▶ _REQUEST_
Gather each line of the entries below that includes "name".

▶ _Dataset rows about figures_
-*-

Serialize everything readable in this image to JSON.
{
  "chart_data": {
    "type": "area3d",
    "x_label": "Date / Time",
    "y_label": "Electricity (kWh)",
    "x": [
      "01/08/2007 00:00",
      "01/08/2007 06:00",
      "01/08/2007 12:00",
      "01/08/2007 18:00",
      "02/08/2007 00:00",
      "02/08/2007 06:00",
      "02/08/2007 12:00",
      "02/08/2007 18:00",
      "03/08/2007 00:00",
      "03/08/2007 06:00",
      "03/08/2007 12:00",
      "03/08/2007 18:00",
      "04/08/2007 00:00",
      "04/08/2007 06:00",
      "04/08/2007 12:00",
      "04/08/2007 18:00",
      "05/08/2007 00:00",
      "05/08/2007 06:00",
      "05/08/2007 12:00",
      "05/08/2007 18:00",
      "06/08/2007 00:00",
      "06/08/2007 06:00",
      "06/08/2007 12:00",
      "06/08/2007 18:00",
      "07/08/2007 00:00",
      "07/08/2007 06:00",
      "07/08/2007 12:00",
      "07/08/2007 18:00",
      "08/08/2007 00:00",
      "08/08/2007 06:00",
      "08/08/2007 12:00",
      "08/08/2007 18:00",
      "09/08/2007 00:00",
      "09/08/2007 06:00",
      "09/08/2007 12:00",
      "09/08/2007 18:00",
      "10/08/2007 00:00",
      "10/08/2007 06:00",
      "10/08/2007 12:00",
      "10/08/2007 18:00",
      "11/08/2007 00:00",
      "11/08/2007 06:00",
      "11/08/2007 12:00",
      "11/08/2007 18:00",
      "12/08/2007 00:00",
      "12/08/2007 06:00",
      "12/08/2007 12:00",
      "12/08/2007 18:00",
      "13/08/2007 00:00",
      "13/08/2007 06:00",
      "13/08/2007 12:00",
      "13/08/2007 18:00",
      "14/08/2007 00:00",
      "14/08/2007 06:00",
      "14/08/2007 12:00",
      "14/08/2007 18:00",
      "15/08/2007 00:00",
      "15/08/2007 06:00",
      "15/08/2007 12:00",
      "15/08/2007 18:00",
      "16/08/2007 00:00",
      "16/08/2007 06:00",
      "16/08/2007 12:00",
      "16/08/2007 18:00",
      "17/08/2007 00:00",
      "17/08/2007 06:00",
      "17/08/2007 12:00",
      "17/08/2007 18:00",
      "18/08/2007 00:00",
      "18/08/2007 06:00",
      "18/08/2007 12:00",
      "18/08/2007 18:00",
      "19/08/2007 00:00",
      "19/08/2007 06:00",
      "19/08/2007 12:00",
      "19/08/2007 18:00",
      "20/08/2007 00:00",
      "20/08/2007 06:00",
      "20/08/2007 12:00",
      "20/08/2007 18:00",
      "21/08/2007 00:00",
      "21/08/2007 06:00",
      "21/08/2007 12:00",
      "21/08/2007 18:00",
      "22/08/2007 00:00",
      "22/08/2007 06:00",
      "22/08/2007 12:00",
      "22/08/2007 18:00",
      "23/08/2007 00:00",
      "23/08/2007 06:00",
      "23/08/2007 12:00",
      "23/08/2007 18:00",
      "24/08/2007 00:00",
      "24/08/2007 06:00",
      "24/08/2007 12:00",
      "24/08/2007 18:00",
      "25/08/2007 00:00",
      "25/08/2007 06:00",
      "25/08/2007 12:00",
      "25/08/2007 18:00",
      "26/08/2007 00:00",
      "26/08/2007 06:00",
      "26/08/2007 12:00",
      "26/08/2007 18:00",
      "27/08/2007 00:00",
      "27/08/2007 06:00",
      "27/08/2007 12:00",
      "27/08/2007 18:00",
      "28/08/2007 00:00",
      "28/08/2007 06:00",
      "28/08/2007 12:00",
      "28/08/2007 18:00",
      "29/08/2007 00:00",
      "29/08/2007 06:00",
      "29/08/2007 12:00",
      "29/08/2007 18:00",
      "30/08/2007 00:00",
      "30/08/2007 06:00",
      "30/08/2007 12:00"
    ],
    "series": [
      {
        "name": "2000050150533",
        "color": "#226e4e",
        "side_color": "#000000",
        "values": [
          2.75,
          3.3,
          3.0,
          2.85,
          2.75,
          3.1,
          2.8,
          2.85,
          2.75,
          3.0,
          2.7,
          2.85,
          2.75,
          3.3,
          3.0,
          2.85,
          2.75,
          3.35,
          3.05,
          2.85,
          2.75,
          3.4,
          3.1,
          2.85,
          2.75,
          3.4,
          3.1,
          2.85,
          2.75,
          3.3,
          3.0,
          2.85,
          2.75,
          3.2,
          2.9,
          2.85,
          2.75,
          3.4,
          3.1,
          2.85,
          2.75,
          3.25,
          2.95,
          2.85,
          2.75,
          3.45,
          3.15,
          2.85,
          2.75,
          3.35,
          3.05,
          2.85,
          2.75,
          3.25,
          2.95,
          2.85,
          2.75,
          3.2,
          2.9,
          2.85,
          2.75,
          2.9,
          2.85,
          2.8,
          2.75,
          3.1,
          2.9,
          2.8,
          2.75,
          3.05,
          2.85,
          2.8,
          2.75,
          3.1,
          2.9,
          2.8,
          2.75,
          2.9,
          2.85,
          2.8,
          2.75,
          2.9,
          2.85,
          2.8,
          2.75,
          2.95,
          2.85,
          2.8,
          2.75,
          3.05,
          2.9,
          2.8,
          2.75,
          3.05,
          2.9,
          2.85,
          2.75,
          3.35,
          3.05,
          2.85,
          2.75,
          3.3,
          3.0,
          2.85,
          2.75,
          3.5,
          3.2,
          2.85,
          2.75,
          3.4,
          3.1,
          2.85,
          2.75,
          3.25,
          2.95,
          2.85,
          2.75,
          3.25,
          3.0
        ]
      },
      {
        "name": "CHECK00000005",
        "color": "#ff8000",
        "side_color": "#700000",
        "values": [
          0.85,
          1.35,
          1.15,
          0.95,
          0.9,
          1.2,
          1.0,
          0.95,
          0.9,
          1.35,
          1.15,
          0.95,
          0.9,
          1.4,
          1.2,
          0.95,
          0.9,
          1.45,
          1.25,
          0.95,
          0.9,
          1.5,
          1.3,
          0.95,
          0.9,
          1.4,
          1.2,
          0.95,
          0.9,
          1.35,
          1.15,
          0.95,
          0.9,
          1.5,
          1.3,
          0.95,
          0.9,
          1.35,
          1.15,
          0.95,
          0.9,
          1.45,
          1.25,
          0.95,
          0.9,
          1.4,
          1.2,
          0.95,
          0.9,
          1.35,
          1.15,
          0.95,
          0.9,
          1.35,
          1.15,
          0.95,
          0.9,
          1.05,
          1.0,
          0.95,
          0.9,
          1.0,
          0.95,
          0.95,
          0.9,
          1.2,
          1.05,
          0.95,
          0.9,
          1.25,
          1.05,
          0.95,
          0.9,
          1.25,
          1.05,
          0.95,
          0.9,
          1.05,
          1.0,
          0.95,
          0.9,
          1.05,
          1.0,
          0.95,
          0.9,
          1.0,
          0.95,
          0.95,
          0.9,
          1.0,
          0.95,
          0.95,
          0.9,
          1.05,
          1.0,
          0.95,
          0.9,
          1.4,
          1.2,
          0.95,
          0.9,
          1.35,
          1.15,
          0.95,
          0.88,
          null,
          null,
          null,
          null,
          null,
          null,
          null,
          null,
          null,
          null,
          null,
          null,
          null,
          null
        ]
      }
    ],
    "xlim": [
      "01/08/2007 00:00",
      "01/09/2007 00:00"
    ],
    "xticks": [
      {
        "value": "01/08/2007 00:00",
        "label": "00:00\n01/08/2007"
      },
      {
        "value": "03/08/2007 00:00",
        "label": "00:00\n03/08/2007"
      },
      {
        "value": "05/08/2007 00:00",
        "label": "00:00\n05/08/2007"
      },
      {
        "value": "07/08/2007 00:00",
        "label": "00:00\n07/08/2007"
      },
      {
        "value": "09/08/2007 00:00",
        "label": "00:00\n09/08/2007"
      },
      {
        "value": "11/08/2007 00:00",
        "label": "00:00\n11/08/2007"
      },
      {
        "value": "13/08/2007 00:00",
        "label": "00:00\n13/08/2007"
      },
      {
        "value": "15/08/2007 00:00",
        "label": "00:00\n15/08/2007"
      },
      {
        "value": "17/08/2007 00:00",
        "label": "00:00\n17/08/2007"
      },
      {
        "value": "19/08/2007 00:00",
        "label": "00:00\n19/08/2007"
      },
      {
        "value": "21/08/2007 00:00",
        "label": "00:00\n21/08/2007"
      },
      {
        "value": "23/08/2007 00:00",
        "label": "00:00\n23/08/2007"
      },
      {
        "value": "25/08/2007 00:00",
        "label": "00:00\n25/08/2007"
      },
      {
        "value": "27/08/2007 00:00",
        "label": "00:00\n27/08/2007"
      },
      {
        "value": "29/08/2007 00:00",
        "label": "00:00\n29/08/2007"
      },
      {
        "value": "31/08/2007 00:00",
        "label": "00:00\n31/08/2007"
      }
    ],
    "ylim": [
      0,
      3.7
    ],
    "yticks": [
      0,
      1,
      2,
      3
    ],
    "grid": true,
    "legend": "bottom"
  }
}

-*-

▶ _RESULT OF THIS EXERCISE_
        "name": "2000050150533",
        "name": "CHECK00000005",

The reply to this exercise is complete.